* **Exercise aim**: For the listing underneath, give the count of lines containing the string "average" and nothing further.

[Excerpts from a figure dataset]

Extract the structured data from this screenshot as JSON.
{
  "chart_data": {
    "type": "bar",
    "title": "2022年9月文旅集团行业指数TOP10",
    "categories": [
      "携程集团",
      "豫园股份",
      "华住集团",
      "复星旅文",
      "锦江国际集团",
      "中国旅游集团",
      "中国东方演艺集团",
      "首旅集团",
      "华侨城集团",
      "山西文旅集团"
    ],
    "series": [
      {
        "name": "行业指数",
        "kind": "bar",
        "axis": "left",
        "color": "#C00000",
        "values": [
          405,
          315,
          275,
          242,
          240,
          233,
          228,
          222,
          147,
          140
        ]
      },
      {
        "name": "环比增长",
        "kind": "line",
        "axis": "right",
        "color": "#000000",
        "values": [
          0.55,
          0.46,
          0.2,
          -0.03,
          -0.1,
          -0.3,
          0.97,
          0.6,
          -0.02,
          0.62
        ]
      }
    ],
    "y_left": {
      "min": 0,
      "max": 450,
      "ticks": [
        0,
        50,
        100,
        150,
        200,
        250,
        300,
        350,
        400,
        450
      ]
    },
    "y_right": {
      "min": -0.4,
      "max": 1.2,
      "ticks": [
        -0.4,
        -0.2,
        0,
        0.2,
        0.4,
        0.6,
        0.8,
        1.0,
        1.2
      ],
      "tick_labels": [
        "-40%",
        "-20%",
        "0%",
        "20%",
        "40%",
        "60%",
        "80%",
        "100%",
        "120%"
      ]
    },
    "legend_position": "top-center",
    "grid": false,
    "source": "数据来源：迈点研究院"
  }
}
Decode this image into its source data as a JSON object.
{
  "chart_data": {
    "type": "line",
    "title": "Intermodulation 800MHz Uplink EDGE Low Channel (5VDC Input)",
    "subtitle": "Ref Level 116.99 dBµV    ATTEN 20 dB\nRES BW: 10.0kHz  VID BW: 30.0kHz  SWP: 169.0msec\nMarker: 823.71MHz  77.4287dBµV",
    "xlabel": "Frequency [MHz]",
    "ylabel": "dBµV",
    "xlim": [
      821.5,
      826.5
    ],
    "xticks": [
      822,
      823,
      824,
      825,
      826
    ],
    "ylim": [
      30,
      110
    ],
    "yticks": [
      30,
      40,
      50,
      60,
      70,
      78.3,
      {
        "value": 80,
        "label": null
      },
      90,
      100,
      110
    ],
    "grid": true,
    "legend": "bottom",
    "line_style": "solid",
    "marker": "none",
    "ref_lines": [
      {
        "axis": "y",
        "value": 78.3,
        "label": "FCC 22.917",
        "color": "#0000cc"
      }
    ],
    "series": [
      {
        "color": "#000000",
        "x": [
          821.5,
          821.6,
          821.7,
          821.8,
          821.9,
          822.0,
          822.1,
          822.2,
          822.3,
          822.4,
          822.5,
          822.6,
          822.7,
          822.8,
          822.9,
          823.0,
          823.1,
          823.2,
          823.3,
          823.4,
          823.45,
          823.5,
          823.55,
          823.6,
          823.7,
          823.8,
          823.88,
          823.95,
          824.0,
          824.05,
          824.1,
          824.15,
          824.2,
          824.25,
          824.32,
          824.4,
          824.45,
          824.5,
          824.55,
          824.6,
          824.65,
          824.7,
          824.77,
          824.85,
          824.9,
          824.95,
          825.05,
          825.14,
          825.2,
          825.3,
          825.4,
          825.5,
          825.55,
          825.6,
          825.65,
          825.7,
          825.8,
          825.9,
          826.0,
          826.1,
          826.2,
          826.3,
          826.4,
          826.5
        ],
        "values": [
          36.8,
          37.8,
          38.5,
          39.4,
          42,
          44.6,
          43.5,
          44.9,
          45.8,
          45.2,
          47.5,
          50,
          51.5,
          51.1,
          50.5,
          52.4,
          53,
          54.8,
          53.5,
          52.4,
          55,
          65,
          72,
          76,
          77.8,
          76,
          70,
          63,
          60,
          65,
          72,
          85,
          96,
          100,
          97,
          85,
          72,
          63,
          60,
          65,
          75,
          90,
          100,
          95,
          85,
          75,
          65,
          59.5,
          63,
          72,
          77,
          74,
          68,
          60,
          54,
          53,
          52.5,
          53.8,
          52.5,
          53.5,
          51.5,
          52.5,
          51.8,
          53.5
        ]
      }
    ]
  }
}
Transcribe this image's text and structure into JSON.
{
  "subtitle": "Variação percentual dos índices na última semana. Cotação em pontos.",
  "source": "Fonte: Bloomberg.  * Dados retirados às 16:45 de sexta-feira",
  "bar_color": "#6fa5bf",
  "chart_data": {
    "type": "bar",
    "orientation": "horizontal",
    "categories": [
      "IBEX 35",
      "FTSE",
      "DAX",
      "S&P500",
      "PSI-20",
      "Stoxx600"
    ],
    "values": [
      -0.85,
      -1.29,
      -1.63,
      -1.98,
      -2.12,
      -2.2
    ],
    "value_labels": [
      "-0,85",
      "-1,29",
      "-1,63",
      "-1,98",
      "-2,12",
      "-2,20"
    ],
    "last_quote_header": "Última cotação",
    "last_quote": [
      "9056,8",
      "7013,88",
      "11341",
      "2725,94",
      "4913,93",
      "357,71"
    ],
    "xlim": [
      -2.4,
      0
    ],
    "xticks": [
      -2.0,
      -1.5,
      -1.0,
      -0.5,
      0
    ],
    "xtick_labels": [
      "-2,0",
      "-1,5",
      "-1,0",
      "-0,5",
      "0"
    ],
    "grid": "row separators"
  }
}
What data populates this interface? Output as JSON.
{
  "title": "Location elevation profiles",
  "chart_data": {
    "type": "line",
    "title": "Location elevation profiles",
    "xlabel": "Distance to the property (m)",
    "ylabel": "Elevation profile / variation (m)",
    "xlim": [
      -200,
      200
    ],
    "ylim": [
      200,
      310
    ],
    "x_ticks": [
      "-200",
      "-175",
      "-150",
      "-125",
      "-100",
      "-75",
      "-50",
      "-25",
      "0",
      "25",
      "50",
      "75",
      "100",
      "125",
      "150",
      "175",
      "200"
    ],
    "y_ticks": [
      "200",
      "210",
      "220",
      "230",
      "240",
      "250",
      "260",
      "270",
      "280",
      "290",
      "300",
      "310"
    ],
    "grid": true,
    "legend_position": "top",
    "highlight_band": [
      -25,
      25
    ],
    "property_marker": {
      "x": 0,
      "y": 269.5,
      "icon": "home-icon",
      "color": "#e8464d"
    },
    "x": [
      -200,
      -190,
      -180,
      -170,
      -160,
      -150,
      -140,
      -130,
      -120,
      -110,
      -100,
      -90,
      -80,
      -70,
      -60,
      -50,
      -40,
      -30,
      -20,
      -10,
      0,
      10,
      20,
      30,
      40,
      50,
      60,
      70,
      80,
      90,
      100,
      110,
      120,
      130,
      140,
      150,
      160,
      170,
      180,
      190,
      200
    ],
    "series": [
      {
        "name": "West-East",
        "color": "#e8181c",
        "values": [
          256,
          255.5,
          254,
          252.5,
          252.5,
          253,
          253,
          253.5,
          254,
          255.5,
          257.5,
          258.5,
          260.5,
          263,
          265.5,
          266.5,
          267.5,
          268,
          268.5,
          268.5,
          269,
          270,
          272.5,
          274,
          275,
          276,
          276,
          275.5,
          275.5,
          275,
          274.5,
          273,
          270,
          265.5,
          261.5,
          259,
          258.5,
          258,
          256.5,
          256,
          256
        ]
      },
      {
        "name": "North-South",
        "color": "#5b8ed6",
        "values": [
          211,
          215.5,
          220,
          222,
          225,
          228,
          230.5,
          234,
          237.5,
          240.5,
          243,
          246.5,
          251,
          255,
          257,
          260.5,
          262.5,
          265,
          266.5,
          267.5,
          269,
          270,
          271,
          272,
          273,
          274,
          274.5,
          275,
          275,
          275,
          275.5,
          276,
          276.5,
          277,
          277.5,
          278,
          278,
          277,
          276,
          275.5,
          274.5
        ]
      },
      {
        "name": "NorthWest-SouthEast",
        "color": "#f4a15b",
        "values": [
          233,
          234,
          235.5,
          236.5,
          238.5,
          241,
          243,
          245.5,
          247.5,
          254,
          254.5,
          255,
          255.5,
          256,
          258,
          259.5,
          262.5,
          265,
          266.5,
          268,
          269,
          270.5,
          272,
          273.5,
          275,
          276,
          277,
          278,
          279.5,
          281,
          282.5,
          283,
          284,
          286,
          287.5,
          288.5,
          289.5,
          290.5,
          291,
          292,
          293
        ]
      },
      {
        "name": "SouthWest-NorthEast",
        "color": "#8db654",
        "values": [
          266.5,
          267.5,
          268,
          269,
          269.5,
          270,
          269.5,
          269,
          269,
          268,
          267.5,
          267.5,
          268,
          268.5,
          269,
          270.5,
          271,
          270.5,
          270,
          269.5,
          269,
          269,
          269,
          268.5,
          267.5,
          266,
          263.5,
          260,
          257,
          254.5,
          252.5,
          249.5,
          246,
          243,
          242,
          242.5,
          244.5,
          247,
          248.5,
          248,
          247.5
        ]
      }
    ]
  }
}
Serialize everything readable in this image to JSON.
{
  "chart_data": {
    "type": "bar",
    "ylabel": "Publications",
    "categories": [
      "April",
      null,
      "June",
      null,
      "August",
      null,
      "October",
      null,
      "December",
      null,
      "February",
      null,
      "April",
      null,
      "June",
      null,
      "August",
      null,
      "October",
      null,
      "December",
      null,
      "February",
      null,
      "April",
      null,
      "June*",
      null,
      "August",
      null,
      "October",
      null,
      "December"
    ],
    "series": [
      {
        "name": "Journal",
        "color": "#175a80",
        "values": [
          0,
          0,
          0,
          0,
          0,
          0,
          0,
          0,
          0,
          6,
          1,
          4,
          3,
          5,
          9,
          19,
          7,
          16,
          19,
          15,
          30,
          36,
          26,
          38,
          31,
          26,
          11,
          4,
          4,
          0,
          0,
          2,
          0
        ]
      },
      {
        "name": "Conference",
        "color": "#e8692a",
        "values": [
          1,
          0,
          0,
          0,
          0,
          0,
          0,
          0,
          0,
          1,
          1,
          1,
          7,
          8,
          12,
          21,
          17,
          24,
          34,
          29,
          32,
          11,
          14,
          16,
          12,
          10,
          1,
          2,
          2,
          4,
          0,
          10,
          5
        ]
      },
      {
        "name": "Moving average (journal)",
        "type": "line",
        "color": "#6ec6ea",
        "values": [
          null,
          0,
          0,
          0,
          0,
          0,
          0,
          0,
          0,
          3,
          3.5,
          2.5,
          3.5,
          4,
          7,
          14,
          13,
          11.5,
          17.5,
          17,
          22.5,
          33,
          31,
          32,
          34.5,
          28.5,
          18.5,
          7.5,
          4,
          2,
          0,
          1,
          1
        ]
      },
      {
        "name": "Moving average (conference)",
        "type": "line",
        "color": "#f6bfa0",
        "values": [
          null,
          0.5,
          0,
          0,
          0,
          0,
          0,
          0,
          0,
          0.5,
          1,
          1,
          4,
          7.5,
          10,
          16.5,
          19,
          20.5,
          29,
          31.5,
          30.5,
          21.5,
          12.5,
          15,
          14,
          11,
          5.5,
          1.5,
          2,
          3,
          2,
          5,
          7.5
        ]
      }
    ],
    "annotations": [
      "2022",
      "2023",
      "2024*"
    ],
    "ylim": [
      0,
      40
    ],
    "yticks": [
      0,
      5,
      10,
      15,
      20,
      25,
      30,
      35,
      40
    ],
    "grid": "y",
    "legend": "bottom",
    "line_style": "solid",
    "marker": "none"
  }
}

* **Response below**: 2